EXERCISE —
Read through the entries below and return each line with the word "바랍니다".

* * * * * * * * *

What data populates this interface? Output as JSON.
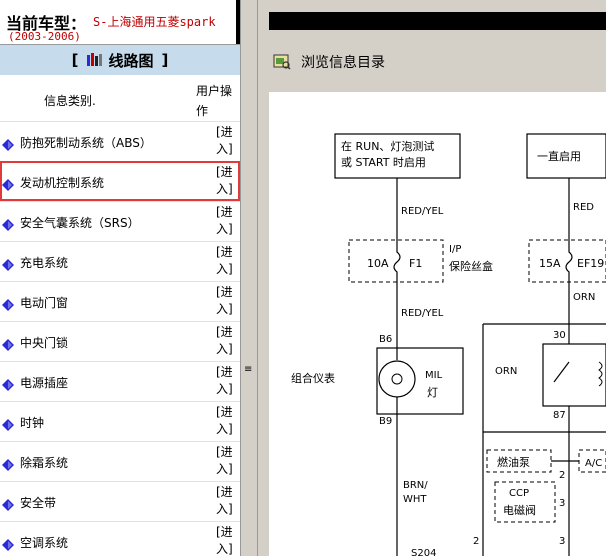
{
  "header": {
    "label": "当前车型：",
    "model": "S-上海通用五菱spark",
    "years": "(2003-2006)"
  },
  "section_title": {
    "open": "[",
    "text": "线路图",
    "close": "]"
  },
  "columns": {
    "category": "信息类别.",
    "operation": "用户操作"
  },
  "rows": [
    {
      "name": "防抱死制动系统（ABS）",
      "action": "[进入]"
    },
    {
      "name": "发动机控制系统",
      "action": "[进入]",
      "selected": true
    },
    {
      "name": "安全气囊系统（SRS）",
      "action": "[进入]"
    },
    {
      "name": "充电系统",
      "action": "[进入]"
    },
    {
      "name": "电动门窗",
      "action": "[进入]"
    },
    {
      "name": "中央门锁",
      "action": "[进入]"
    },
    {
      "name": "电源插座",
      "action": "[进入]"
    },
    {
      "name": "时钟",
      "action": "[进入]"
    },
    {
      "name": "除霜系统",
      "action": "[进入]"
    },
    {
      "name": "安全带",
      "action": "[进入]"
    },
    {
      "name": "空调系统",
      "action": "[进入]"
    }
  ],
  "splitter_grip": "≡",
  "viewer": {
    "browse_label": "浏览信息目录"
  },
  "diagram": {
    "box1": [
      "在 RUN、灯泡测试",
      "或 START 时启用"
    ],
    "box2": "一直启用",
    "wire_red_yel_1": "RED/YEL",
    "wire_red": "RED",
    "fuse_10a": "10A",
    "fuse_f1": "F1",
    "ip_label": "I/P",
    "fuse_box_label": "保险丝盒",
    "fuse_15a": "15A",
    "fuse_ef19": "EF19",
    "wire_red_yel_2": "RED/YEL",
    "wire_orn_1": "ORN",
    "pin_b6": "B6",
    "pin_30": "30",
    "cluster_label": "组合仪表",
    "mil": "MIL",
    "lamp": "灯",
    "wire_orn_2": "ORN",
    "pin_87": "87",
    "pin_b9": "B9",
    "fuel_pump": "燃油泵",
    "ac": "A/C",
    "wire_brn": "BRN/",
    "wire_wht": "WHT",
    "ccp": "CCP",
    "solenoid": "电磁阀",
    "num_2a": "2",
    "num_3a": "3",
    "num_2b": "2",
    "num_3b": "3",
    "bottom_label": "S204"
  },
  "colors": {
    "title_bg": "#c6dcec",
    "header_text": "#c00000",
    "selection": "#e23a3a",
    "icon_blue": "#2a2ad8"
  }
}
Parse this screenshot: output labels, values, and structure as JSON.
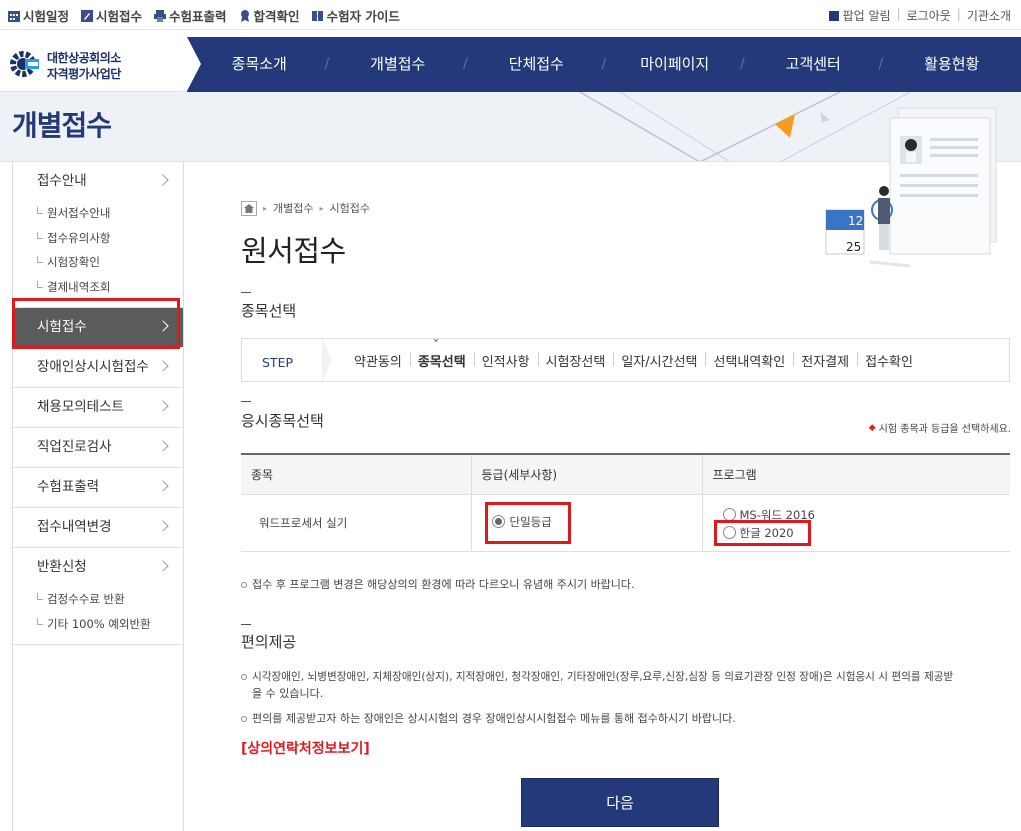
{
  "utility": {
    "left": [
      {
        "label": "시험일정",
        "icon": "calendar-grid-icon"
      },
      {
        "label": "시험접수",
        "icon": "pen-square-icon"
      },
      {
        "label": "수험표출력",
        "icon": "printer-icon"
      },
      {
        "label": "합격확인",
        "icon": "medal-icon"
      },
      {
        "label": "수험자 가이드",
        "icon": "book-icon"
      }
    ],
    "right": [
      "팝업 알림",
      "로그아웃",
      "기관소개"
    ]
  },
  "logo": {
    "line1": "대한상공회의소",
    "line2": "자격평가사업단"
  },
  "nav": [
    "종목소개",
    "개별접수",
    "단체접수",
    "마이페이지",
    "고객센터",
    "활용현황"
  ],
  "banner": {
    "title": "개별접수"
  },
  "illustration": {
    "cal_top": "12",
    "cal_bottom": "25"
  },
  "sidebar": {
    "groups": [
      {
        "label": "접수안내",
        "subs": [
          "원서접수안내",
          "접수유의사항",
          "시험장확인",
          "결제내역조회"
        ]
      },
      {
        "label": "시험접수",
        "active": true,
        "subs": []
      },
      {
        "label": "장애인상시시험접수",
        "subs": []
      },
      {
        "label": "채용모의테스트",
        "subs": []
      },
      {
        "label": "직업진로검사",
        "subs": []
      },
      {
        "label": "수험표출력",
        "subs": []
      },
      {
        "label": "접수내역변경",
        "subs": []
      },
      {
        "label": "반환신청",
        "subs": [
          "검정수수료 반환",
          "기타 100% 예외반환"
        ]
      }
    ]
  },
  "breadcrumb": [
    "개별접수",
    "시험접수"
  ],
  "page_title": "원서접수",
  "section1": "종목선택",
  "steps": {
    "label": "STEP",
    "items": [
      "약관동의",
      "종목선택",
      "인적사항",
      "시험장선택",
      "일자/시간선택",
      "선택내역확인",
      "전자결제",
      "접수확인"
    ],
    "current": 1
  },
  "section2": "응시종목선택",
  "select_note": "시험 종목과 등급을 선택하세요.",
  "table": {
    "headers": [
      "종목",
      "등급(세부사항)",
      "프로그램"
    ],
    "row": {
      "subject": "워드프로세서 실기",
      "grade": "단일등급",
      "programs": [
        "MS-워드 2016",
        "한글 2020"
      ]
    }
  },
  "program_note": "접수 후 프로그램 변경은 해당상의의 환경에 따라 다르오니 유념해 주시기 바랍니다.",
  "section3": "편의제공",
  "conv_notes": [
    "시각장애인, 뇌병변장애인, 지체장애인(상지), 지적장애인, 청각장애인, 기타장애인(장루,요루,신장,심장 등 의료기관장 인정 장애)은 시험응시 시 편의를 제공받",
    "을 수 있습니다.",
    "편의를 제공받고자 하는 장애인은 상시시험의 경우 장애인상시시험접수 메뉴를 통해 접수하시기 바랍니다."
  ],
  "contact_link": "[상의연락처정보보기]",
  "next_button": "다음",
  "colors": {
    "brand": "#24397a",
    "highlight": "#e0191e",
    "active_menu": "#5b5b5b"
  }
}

* * * * * * * * *

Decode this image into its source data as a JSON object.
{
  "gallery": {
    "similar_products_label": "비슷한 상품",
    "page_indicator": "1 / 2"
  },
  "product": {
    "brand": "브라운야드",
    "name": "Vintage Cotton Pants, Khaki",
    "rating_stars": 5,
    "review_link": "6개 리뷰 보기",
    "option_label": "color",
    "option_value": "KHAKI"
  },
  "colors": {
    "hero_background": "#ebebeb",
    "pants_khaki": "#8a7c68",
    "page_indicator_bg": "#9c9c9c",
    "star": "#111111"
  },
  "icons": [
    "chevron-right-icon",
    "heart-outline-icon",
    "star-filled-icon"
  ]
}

* * * * * * * * *

RESPONSE TO THIS EXERCISE —
  "program_note": "접수 후 프로그램 변경은 해당상의의 환경에 따라 다르오니 유념해 주시기 바랍니다.",
    "편의를 제공받고자 하는 장애인은 상시시험의 경우 장애인상시시험접수 메뉴를 통해 접수하시기 바랍니다."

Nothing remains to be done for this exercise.